### Data provided:

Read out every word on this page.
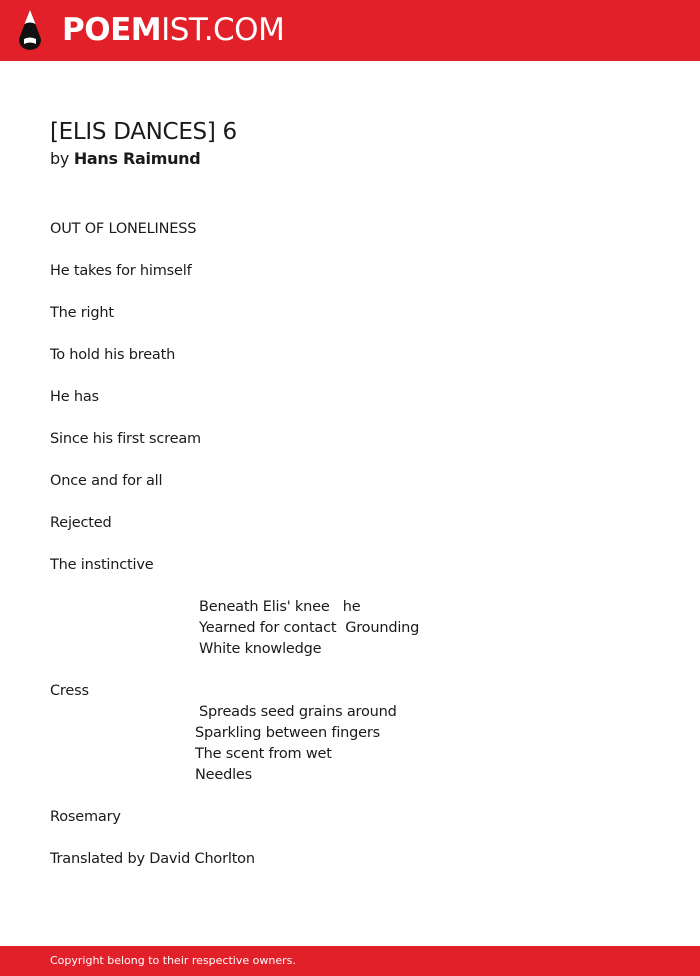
POEMIST.COM
[ELIS DANCES] 6
by Hans Raimund
OUT OF LONELINESS
He takes for himself
The right
To hold his breath
He has
Since his first scream
Once and for all
Rejected
The instinctive
Beneath Elis' knee   he
Yearned for contact  Grounding
White knowledge
Cress
Spreads seed grains around
Sparkling between fingers
The scent from wet
Needles
Rosemary
Translated by David Chorlton
Copyright belong to their respective owners.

### Set task:
The records above must be echoed exactly, minus their pictures.

### Correct output:
Read out every word on this page.
POEMIST.COM
[ELIS DANCES] 6
by Hans Raimund
OUT OF LONELINESS
He takes for himself
The right
To hold his breath
He has
Since his first scream
Once and for all
Rejected
The instinctive
Beneath Elis' knee   he
Yearned for contact  Grounding
White knowledge
Cress
Spreads seed grains around
Sparkling between fingers
The scent from wet
Needles
Rosemary
Translated by David Chorlton
Copyright belong to their respective owners.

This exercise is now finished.